* Requirement: Take the line containing "Output a JSON object describing the content" and all lines after it to the end of the records, and output them exactly.

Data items
START
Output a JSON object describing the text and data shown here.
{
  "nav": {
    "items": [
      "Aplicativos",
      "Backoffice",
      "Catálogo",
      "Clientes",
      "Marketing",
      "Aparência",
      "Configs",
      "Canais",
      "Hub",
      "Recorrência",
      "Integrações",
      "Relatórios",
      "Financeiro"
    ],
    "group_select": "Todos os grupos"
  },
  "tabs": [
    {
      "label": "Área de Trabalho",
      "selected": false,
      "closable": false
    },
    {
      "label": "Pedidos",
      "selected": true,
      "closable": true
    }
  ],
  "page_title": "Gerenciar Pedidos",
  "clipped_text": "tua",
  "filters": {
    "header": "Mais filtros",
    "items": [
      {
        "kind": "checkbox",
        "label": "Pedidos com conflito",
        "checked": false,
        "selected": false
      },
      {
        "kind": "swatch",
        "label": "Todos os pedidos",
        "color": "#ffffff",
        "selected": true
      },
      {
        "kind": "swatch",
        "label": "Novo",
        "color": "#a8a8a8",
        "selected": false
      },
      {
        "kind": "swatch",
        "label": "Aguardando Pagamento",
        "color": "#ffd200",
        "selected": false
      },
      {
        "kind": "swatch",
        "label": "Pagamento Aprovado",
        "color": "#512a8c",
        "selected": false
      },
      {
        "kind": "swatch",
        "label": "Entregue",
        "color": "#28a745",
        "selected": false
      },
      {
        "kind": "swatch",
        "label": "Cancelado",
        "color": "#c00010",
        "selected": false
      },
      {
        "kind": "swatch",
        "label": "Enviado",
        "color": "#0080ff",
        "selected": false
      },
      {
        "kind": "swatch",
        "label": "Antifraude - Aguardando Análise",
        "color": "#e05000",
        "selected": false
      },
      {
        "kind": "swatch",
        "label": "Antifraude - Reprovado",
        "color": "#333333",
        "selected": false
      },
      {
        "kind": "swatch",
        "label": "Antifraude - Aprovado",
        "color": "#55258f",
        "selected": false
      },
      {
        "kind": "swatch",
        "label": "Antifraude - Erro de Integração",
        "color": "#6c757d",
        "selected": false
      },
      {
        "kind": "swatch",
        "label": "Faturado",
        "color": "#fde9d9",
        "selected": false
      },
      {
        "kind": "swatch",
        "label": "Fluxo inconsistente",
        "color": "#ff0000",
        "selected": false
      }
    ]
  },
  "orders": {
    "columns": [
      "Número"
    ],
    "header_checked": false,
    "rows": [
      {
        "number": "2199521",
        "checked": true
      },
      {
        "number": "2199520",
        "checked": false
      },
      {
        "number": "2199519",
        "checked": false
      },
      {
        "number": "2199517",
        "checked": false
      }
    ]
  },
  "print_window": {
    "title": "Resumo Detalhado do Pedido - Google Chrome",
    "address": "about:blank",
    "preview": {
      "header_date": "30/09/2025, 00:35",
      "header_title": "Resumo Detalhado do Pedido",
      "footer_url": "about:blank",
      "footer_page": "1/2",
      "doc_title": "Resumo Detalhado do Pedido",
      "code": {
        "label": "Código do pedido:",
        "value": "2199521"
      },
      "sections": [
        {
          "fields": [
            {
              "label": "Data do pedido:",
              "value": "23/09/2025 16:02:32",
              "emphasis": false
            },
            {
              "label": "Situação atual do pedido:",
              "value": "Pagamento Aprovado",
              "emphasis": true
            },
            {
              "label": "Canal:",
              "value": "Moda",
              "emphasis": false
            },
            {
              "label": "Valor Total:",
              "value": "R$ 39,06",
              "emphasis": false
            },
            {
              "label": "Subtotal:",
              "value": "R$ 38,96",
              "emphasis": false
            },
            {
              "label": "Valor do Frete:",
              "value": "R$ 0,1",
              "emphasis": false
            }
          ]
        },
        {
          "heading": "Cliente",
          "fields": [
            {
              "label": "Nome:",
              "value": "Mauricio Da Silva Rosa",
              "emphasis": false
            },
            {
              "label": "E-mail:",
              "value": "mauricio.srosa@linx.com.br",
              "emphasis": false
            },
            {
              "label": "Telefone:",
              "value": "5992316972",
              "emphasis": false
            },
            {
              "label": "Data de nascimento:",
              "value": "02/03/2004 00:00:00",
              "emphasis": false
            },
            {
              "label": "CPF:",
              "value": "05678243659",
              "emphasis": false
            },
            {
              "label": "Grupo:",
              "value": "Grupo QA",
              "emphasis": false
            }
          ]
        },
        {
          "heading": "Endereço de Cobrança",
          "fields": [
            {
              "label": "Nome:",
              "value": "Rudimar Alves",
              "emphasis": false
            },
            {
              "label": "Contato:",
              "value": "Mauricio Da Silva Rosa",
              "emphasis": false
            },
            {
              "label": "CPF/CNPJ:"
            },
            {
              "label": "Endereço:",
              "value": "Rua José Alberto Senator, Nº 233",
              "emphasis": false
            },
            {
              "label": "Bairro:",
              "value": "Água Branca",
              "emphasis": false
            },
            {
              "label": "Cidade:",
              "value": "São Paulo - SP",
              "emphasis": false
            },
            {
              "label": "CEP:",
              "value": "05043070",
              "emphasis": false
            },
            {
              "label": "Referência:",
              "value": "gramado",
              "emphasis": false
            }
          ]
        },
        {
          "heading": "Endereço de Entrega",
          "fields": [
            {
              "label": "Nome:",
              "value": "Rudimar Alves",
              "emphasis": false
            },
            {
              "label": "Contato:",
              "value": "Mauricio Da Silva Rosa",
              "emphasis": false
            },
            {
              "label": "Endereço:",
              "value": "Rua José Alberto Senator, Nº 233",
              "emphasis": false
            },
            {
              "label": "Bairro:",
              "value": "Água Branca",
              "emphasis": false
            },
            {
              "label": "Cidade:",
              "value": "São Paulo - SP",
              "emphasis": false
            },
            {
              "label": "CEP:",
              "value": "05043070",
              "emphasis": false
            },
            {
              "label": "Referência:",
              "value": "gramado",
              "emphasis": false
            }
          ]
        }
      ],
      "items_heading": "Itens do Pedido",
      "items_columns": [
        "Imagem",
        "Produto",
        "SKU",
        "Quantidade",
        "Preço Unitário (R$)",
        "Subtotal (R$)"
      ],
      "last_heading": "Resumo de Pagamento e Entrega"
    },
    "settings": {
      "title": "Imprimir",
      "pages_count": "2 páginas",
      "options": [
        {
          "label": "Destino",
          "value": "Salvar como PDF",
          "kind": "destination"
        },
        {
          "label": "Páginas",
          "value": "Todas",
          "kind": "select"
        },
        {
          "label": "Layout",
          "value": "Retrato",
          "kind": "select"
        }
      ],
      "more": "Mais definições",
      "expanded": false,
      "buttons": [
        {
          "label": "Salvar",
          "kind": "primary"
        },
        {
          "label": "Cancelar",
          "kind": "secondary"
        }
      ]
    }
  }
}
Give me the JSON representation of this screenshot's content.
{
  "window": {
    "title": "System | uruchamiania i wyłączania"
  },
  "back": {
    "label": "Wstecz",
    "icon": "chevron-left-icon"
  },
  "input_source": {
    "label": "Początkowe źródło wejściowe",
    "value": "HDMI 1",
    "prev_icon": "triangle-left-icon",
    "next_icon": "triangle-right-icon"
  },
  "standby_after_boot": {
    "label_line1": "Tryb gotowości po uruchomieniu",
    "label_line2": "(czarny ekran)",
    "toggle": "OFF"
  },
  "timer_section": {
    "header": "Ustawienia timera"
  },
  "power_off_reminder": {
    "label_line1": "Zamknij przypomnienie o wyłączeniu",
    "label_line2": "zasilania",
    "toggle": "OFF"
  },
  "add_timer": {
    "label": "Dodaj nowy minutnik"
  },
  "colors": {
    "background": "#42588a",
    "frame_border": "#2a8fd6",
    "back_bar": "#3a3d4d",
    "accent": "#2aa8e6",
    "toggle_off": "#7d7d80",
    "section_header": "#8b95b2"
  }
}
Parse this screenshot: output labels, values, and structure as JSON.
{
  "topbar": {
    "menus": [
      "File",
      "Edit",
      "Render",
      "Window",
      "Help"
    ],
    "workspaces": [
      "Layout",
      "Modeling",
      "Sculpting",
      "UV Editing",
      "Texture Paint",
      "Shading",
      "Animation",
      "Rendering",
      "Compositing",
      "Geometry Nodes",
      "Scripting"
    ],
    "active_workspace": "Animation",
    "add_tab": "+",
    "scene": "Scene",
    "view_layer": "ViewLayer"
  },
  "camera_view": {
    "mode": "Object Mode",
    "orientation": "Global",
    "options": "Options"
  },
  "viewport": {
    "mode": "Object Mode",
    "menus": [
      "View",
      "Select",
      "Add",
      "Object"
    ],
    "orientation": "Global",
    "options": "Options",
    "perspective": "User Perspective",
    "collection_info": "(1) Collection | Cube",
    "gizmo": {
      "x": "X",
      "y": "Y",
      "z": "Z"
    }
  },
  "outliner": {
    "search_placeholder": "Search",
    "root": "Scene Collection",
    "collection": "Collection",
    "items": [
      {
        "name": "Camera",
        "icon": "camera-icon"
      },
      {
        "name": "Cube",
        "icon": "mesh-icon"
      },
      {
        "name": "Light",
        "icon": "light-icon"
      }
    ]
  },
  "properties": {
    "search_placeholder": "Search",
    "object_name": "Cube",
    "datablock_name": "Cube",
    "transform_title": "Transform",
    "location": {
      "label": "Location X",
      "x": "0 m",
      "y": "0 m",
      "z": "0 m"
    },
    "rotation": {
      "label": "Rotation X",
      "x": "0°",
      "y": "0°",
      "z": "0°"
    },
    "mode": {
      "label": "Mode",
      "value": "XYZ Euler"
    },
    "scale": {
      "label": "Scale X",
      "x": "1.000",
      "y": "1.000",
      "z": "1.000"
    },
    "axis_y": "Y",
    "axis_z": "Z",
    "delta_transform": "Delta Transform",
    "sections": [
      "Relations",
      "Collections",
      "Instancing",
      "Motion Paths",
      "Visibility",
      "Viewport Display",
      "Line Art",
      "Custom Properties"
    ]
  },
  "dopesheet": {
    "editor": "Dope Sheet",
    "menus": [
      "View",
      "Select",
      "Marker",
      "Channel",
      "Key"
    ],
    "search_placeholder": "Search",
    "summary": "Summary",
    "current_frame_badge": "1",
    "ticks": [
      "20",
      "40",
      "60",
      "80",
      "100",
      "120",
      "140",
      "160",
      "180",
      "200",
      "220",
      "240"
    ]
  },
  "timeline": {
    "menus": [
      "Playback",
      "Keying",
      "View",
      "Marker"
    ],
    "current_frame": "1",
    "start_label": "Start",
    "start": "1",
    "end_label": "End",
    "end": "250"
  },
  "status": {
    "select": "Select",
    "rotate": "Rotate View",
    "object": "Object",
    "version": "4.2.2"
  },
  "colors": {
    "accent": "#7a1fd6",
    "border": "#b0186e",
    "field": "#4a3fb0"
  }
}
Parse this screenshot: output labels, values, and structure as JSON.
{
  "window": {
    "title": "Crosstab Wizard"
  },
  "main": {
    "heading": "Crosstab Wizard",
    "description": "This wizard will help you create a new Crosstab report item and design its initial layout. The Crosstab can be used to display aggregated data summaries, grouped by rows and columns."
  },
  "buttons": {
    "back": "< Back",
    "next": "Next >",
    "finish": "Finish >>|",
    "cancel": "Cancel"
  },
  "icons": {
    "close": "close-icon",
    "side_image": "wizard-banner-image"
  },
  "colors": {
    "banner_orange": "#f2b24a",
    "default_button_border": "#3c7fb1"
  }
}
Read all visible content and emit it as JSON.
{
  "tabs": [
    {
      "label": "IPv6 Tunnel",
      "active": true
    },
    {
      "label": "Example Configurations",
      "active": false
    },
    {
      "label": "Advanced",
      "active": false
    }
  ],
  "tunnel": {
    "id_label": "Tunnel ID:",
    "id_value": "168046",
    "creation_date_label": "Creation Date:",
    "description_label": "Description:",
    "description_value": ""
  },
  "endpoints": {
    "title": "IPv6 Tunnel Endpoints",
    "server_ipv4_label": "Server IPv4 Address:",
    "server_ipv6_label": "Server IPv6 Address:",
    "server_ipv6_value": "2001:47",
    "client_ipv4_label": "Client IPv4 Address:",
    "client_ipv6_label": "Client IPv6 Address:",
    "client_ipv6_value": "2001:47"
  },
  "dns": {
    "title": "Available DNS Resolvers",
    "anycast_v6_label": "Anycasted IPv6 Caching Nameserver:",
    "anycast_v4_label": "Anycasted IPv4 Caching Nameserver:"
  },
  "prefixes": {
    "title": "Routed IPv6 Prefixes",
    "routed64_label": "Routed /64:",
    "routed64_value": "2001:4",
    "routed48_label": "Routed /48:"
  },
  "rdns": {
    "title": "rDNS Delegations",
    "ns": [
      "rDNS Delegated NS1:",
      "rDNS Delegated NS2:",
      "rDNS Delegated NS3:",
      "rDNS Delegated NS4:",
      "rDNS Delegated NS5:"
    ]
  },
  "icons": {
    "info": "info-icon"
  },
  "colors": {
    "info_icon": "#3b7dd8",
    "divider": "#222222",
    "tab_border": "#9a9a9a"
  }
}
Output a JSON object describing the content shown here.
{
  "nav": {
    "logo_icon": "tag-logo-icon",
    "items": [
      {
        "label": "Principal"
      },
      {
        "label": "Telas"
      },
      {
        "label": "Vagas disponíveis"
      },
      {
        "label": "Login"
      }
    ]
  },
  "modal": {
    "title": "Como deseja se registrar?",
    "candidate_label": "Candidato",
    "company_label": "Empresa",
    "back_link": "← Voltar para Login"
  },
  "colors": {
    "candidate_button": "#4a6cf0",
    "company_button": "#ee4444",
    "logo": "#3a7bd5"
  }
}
END
* Expected answer:
Output a JSON object describing the content shown here.
{
  "nav": {
    "logo_icon": "tag-logo-icon",
    "items": [
      {
        "label": "Principal"
      },
      {
        "label": "Telas"
      },
      {
        "label": "Vagas disponíveis"
      },
      {
        "label": "Login"
      }
    ]
  },
  "modal": {
    "title": "Como deseja se registrar?",
    "candidate_label": "Candidato",
    "company_label": "Empresa",
    "back_link": "← Voltar para Login"
  },
  "colors": {
    "candidate_button": "#4a6cf0",
    "company_button": "#ee4444",
    "logo": "#3a7bd5"
  }
}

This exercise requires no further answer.